Short task
Check each line of the entries below for the string "name" and state how many lines have it, with no other text.

Data extracted from a collection:
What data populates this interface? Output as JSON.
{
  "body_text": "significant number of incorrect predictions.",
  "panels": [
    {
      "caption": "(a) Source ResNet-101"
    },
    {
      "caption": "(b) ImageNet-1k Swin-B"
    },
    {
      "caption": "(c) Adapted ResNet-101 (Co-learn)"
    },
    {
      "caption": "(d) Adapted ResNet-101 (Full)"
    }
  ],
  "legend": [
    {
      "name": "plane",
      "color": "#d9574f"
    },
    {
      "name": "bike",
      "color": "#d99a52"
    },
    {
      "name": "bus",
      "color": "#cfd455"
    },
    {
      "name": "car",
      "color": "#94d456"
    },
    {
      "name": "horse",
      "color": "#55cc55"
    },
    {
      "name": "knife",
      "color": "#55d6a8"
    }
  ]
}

Completed exercise
6